§ **INSTRUCTION**: Within the records below, find each line that holds the string "name", then copy it.

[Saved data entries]
-=-=-
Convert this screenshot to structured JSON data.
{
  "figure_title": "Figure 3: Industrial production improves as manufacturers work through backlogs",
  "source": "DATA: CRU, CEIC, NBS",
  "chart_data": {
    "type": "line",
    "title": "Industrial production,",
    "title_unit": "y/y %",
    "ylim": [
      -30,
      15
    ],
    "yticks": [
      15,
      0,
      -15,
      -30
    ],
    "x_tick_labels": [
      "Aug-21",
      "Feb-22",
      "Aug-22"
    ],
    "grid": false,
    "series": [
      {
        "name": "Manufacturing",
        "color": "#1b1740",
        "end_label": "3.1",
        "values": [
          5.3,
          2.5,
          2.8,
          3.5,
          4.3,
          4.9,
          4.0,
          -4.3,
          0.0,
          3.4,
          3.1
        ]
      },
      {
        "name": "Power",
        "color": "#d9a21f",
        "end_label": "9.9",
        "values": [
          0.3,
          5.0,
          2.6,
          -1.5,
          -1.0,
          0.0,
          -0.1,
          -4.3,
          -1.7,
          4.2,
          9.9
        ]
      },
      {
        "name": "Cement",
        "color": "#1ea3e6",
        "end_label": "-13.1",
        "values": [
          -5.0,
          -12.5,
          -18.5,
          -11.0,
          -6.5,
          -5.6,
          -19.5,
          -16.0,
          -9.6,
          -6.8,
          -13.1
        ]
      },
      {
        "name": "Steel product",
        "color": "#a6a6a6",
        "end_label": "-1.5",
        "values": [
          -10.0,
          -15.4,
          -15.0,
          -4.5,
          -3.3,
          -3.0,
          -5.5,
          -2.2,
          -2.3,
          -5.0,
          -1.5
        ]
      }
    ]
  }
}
-=-=-
§ **WORKED ANSWER**:
        "name": "Manufacturing",
        "name": "Power",
        "name": "Cement",
        "name": "Steel product",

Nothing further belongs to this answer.